Excerpted data ::
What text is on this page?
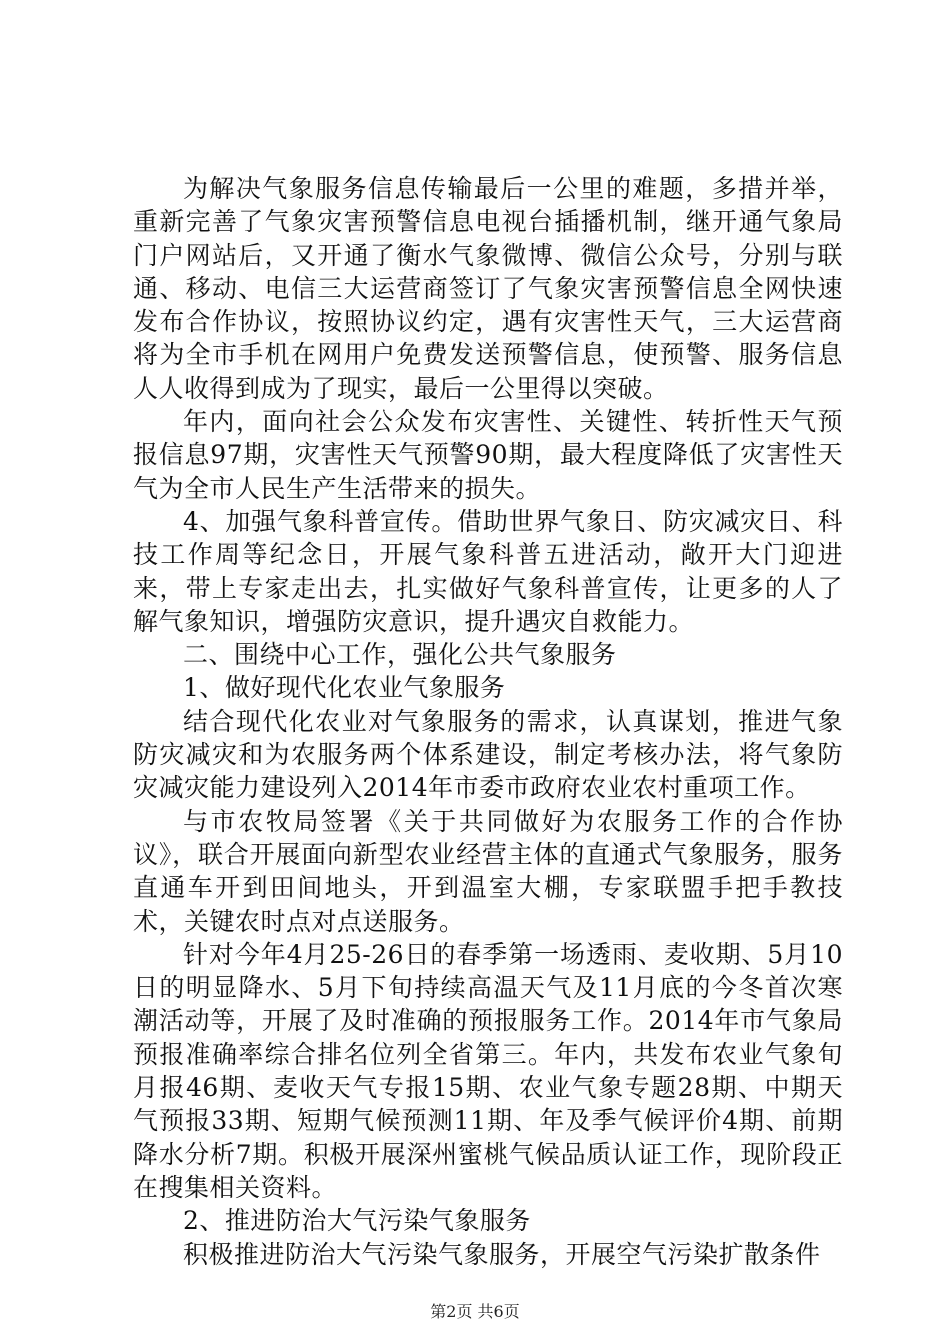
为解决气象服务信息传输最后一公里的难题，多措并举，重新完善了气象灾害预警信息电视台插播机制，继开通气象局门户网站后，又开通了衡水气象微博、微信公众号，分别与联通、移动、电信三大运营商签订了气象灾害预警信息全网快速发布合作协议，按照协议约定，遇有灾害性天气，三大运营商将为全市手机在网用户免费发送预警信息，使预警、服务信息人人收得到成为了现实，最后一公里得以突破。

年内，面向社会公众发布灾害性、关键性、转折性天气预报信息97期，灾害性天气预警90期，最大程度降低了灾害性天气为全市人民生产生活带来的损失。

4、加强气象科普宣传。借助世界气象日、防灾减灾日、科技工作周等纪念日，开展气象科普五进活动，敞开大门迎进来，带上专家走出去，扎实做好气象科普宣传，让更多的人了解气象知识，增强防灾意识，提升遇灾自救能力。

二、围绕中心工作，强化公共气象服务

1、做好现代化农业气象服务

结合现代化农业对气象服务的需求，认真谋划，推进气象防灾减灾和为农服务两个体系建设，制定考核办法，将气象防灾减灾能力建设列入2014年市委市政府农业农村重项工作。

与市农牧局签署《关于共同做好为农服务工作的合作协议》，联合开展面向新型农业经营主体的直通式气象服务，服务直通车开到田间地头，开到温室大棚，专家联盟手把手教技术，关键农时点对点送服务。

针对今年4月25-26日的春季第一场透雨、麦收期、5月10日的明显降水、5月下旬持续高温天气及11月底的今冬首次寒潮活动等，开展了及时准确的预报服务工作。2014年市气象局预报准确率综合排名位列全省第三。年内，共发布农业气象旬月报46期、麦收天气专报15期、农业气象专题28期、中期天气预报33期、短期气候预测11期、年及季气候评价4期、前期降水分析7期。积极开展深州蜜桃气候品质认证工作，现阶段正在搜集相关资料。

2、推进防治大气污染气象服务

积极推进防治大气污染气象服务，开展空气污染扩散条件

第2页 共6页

---

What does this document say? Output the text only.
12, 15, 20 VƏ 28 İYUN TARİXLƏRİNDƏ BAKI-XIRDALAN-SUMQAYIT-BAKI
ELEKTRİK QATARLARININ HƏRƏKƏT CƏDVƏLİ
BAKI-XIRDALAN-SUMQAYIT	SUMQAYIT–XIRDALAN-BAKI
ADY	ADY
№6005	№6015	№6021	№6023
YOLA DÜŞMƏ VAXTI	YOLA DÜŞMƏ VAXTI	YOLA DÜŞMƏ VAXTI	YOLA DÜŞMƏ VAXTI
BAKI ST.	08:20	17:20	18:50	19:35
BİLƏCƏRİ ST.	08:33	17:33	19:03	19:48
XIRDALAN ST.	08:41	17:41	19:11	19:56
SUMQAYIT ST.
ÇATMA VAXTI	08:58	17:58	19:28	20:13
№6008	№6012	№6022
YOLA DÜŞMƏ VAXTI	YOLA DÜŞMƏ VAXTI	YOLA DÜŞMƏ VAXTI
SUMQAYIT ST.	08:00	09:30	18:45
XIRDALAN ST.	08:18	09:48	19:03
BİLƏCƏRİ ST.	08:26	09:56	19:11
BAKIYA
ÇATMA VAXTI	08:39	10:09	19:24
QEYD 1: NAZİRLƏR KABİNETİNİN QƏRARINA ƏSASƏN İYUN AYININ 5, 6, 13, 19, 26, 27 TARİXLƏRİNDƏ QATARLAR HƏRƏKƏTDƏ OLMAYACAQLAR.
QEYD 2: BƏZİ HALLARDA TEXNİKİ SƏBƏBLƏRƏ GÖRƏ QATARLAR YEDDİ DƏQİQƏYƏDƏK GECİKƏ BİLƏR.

Instructions for the task :: Report how many lines in these entries contain "SUMQAYIT". Answer with the number only.

Full answer :: 4